PROBLEM: Retype the lines exactly, from the line containing "svg-text:10: 10: [2170, 1137, 2189, 1156]" up to and including the line containing "svg-text:30: 30: [2170, 1042, 2189, 1061]".

(Dataset records)
↓

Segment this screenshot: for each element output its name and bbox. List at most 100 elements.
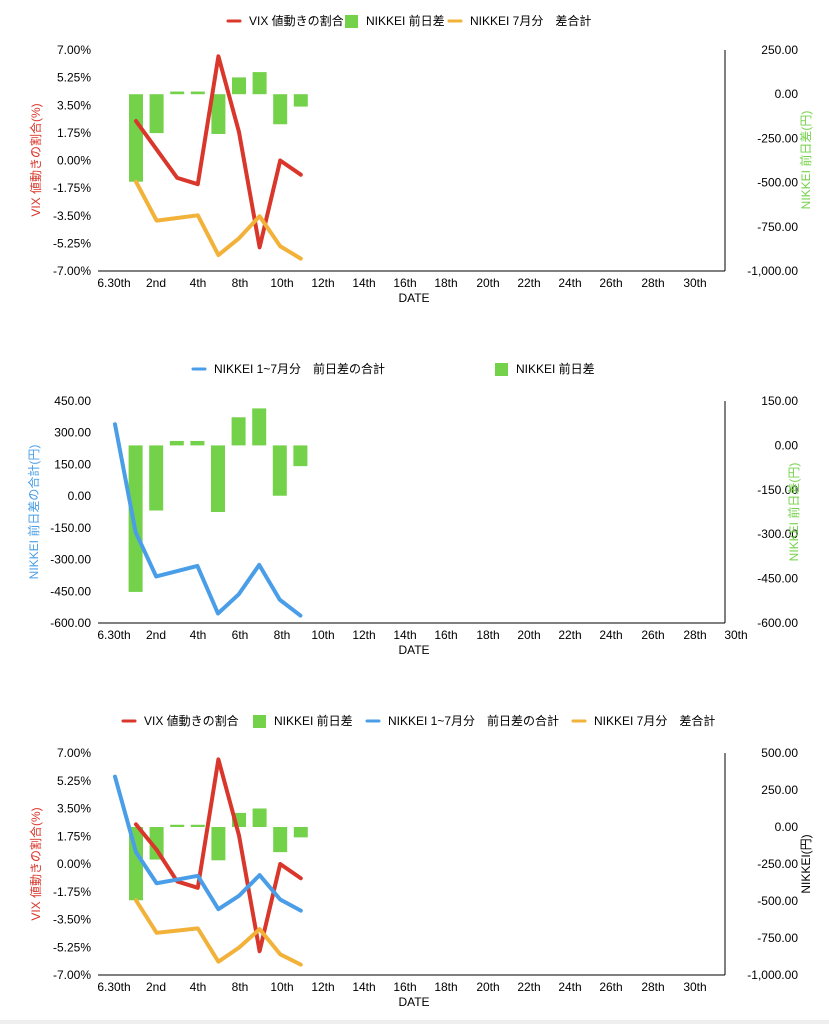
x-axis-title: DATE [398,995,429,1009]
y-left-tick-label: -600.00 [50,616,91,630]
y-left-tick-label: 450.00 [54,394,91,408]
x-axis-title: DATE [398,291,429,305]
x-tick-label: 28th [683,628,706,642]
x-tick-label: 14th [352,980,375,994]
bar-nikkei-diff [252,808,267,827]
x-axis-title: DATE [398,643,429,657]
x-tick-label: 26th [641,628,664,642]
x-tick-label: 2nd [146,980,166,994]
chart-3: VIX 値動きの割合 NIKKEI 前日差 NIKKEI 1~7月分 前日差の合計 N… [28,713,813,1009]
y-left-tick-label: 5.25% [57,71,91,85]
x-tick-label: 22th [517,276,540,290]
x-tick-label: 12th [311,276,334,290]
x-tick-label: 10th [270,276,293,290]
y-right-tick-label: 250.00 [761,43,798,57]
bar-nikkei-diff [252,72,267,95]
y-left-tick-label: 7.00% [57,43,91,57]
bar-nikkei-diff [231,417,246,446]
y-right-axis-title: NIKKEI 前日差(円) [798,111,813,210]
x-tick-label: 16th [393,980,416,994]
legend-label: NIKKEI 1~7月分 前日差の合計 [214,361,385,376]
y-left-tick-label: 3.50% [57,98,91,112]
y-left-tick-label: -300.00 [50,553,91,567]
x-tick-label: 18th [476,628,499,642]
x-tick-label: 28th [641,276,664,290]
y-right-tick-label: 500.00 [761,746,798,760]
x-tick-label: 8th [232,980,249,994]
x-tick-label: 4th [190,276,207,290]
y-right-tick-label: -450.00 [757,572,798,586]
x-tick-label: 10th [270,980,293,994]
legend-label: NIKKEI 前日差 [516,361,595,376]
y-left-axis-title: NIKKEI 前日差の合計(円) [26,445,41,580]
y-left-tick-label: 0.00 [68,489,92,503]
y-left-axis-title: VIX 値動きの割合(%) [28,103,43,216]
y-right-tick-label: 0.00 [775,820,799,834]
y-right-tick-label: -750.00 [757,931,798,945]
y-left-tick-label: -5.25% [53,236,91,250]
x-tick-label: 18th [434,276,457,290]
x-tick-label: 20th [517,628,540,642]
x-tick-label: 8th [274,628,291,642]
bar-nikkei-diff [190,91,205,95]
x-tick-label: 8th [232,276,249,290]
x-tick-label: 2nd [146,628,166,642]
page-bottom-border [0,1020,829,1024]
legend-label: NIKKEI 前日差 [274,713,353,728]
x-tick-label: 16th [393,276,416,290]
x-tick-label: 24th [599,628,622,642]
y-left-tick-label: 1.75% [57,829,91,843]
y-left-tick-label: 3.50% [57,802,91,816]
bar-nikkei-diff [252,408,267,446]
y-right-tick-label: -500.00 [757,894,798,908]
line-vix [134,54,303,250]
legend-label: VIX 値動きの割合 [249,13,344,28]
y-left-tick-label: -1.75% [53,885,91,899]
x-tick-label: 30th [724,628,747,642]
bar-nikkei-diff [232,77,246,95]
y-left-tick-label: 1.75% [57,126,91,140]
y-right-tick-label: 0.00 [775,438,799,452]
bar-nikkei-diff [170,824,185,827]
bar-nikkei-diff [211,827,226,861]
bar-nikkei-diff [293,445,308,467]
x-tick-label: 6th [232,628,249,642]
bar-nikkei-diff [211,445,225,512]
bar-nikkei-diff [211,94,226,134]
bar-nikkei-diff [129,94,143,182]
bar-nikkei-diff [190,440,205,446]
x-tick-label: 26th [599,980,622,994]
y-left-tick-label: -1.75% [53,181,91,195]
x-tick-label: 24th [558,276,581,290]
y-left-tick-label: 7.00% [57,746,91,760]
x-tick-label: 24th [558,980,581,994]
y-left-tick-label: 0.00% [57,857,91,871]
y-right-tick-label: -600.00 [757,616,798,630]
legend-swatch-bar [253,715,266,728]
y-right-tick-label: -250.00 [757,131,798,145]
x-tick-label: 22th [517,980,540,994]
bar-nikkei-diff [170,91,185,95]
y-left-tick-label: -3.50% [53,209,91,223]
x-tick-label: 12th [311,980,334,994]
y-left-axis-title: VIX 値動きの割合(%) [28,807,43,920]
y-right-tick-label: 250.00 [761,783,798,797]
y-right-tick-label: -1,000.00 [747,264,798,278]
x-tick-label: 28th [641,980,664,994]
y-left-tick-label: 5.25% [57,774,91,788]
bar-nikkei-diff [149,827,164,860]
y-left-tick-label: 0.00% [57,154,91,168]
legend: VIX 値動きの割合 NIKKEI 前日差 NIKKEI 1~7月分 前日差の合計 N… [121,713,715,728]
y-left-tick-label: -150.00 [50,521,91,535]
bar-nikkei-diff [149,94,164,134]
x-tick-label: 20th [476,980,499,994]
chart-2: NIKKEI 1~7月分 前日差の合計 NIKKEI 前日差 450.00 300.0… [26,361,801,657]
legend: VIX 値動きの割合 NIKKEI 前日差 NIKKEI 7月分 差合計 [226,13,591,28]
x-tick-label: 6.30th [97,276,130,290]
x-tick-label: 2nd [146,276,166,290]
bar-nikkei-diff [149,445,164,511]
y-right-tick-label: -750.00 [757,220,798,234]
y-left-tick-label: 150.00 [54,457,91,471]
x-tick-label: 18th [434,980,457,994]
y-left-tick-label: -5.25% [53,940,91,954]
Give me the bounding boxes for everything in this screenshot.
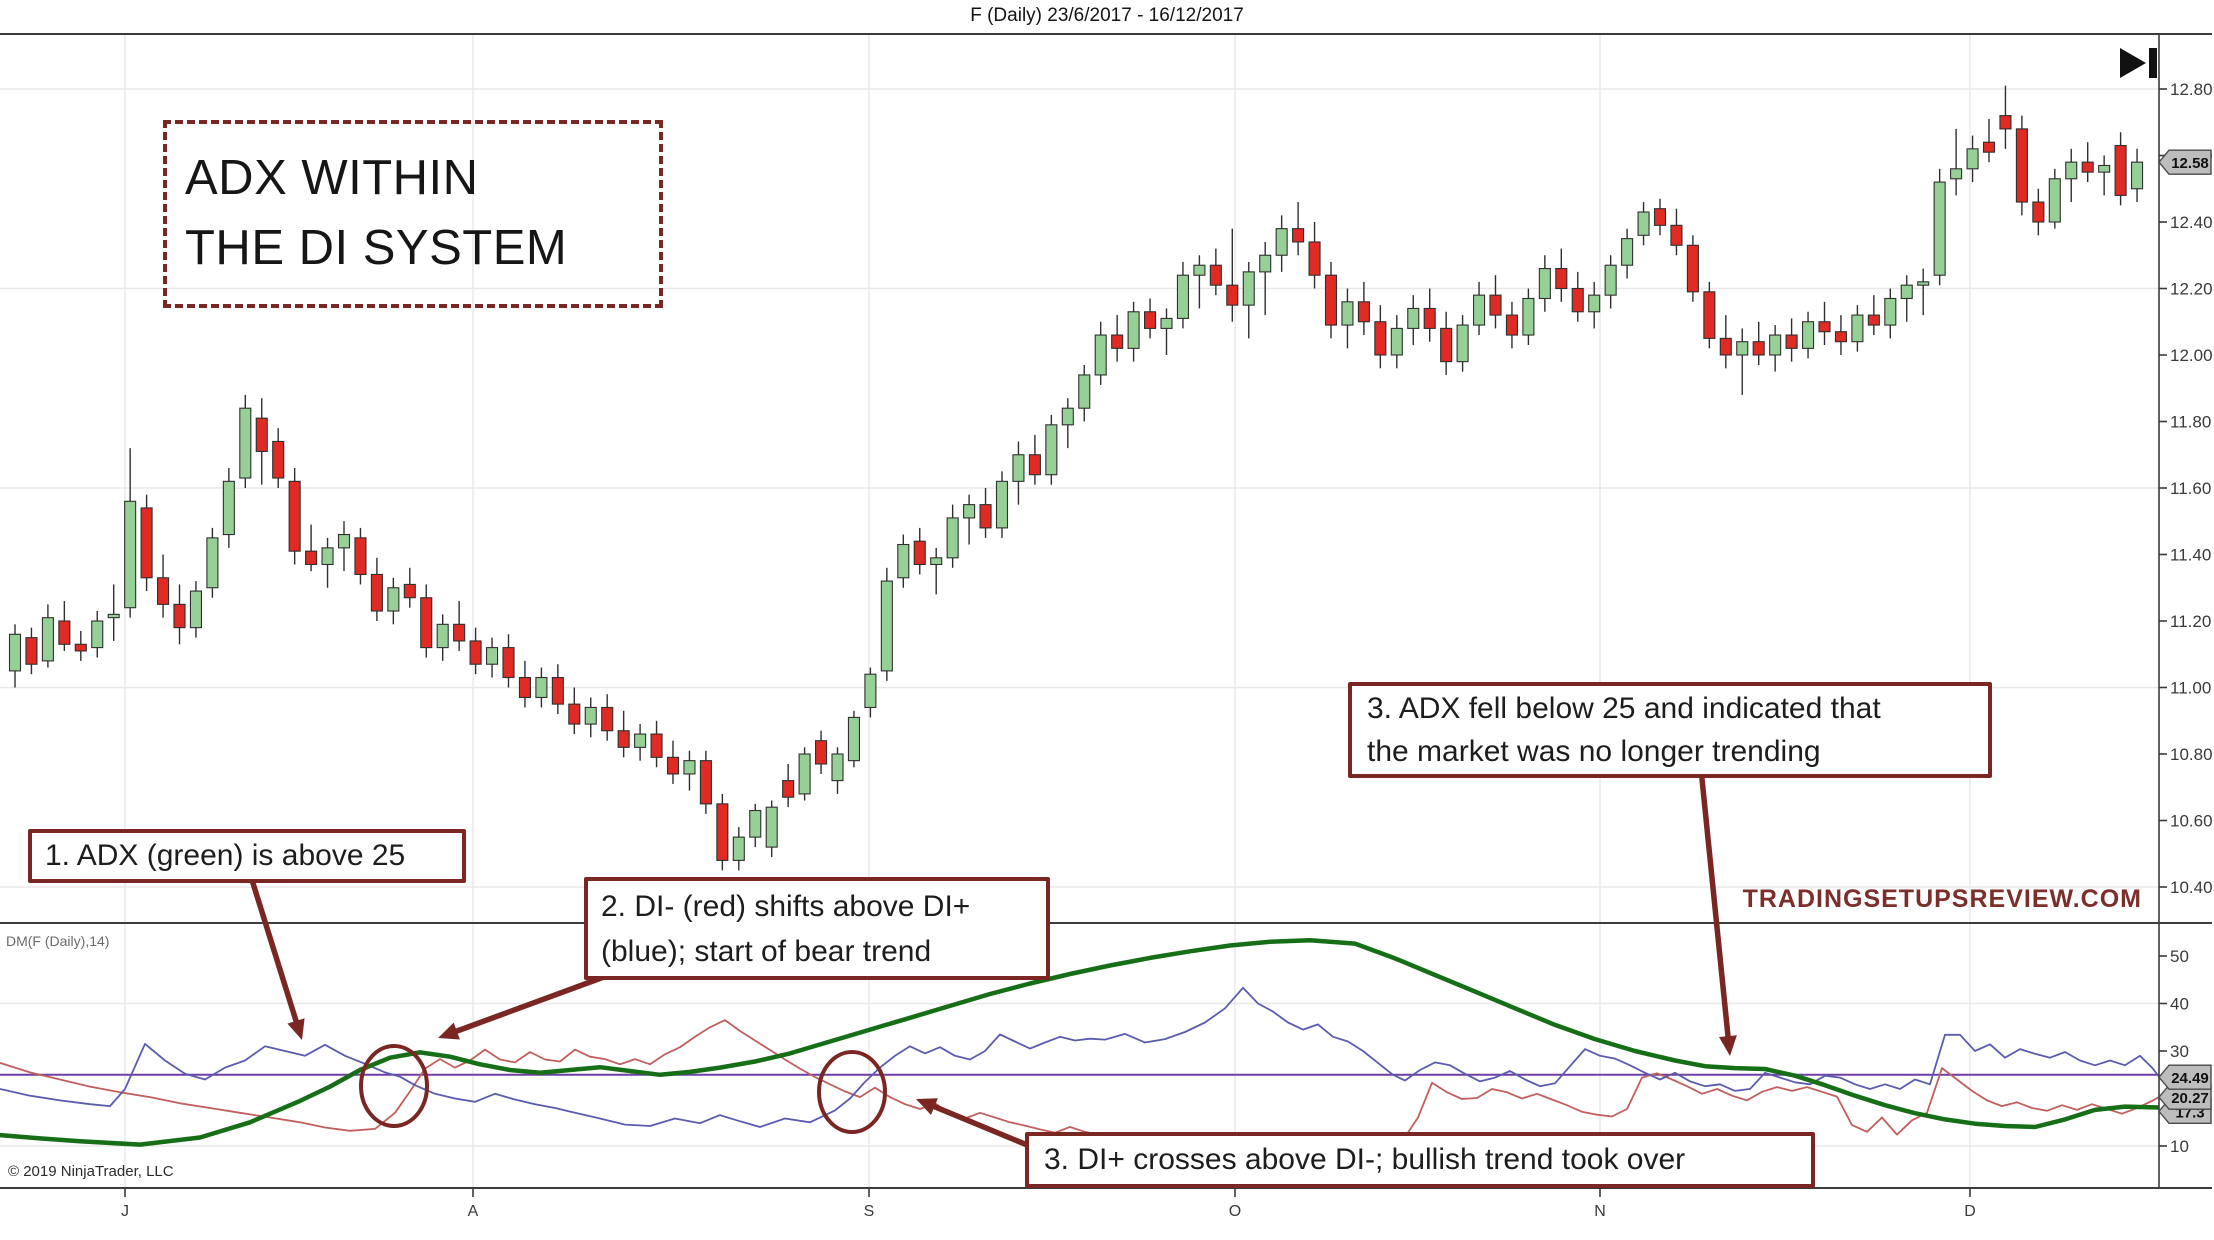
svg-text:10: 10: [2170, 1137, 2189, 1156]
watermark-tradingsetupsreview: TRADINGSETUPSREVIEW.COM: [1742, 885, 2142, 913]
copyright-ninjatrader: © 2019 NinjaTrader, LLC: [8, 1163, 174, 1180]
last-price-marker: 12.58: [2158, 149, 2212, 175]
svg-text:24.49: 24.49: [2171, 1070, 2209, 1087]
callout-adx-title: ADX WITHIN THE DI SYSTEM: [163, 120, 663, 308]
svg-text:20.27: 20.27: [2171, 1090, 2209, 1107]
arrowhead-1: [287, 1018, 305, 1040]
svg-text:12.00: 12.00: [2170, 346, 2213, 365]
svg-text:40: 40: [2170, 995, 2189, 1014]
svg-text:30: 30: [2170, 1042, 2189, 1061]
annotation-adx-fell-below-25: 3. ADX fell below 25 and indicated that …: [1348, 682, 1992, 778]
adx-line: [0, 938, 2159, 1147]
indicator-axis[interactable]: 5040302010: [2159, 947, 2189, 1156]
svg-text:11.60: 11.60: [2170, 479, 2211, 498]
svg-text:12.80: 12.80: [2170, 80, 2213, 99]
svg-text:10.80: 10.80: [2170, 745, 2213, 764]
svg-text:O: O: [1229, 1203, 1241, 1220]
annotation-adx-above-25: 1. ADX (green) is above 25: [28, 829, 466, 883]
di-plus-line: [0, 986, 2159, 1128]
crossover-circle-1: [359, 1044, 429, 1128]
indicator-label: DM(F (Daily),14): [6, 933, 110, 949]
svg-text:50: 50: [2170, 947, 2189, 966]
svg-text:N: N: [1594, 1203, 1606, 1220]
annotation-di-plus-cross: 3. DI+ crosses above DI-; bullish trend …: [1025, 1132, 1815, 1188]
svg-text:12.40: 12.40: [2170, 213, 2213, 232]
chart-title: F (Daily) 23/6/2017 - 16/12/2017: [970, 5, 1244, 26]
callout-line-2: THE DI SYSTEM: [185, 221, 568, 275]
annotation-overlays: [249, 776, 1737, 1155]
price-axis[interactable]: 12.8012.6012.4012.2012.0011.8011.6011.40…: [2159, 80, 2213, 897]
candlesticks: [8, 85, 2144, 871]
crossover-circle-2: [817, 1050, 887, 1134]
svg-text:11.00: 11.00: [2170, 679, 2211, 698]
arrowhead-4: [916, 1098, 938, 1115]
svg-text:J: J: [121, 1203, 129, 1220]
arrowhead-2: [438, 1022, 460, 1040]
annotation-di-minus-shift: 2. DI- (red) shifts above DI+ (blue); st…: [584, 877, 1050, 980]
indicator-lines: [0, 938, 2159, 1148]
svg-text:A: A: [468, 1203, 479, 1220]
di-plus-value-marker: 24.49: [2158, 1064, 2212, 1090]
arrowhead-3: [1719, 1035, 1737, 1056]
panel-borders: [0, 33, 2212, 1189]
go-to-end-icon[interactable]: [2120, 48, 2157, 78]
svg-text:D: D: [1964, 1203, 1976, 1220]
svg-text:10.40: 10.40: [2170, 878, 2213, 897]
di-minus-value-marker: 20.27: [2158, 1084, 2212, 1110]
svg-text:10.60: 10.60: [2170, 812, 2213, 831]
callout-line-1: ADX WITHIN: [185, 151, 479, 206]
svg-text:S: S: [864, 1203, 875, 1220]
svg-text:11.80: 11.80: [2170, 413, 2211, 432]
svg-text:11.20: 11.20: [2170, 612, 2211, 631]
svg-text:12.20: 12.20: [2170, 280, 2213, 299]
svg-text:11.40: 11.40: [2170, 546, 2211, 565]
svg-text:12.58: 12.58: [2171, 155, 2209, 172]
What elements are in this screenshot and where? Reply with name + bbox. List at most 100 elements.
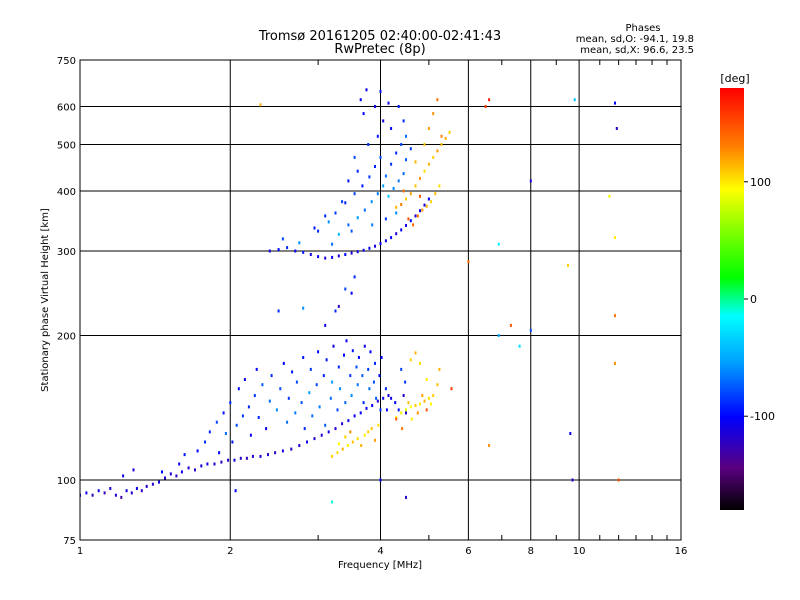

↑

REPLY TO THE EXERCISE:
svg-text:10: 10: [2170, 1137, 2189, 1156]
watermark-tradingsetupsreview: TRADINGSETUPSREVIEW.COM: [1742, 885, 2142, 913]
copyright-ninjatrader: © 2019 NinjaTrader, LLC: [8, 1163, 174, 1180]
last-price-marker: 12.58: [2158, 149, 2212, 175]
svg-text:24.49: 24.49: [2171, 1070, 2209, 1087]
callout-adx-title: ADX WITHIN THE DI SYSTEM: [163, 120, 663, 308]
svg-text:20.27: 20.27: [2171, 1090, 2209, 1107]
arrowhead-1: [287, 1018, 305, 1040]
svg-text:12.00: 12.00: [2170, 346, 2213, 365]
svg-text:40: 40: [2170, 995, 2189, 1014]
svg-text:30: 30: [2170, 1042, 2189, 1061]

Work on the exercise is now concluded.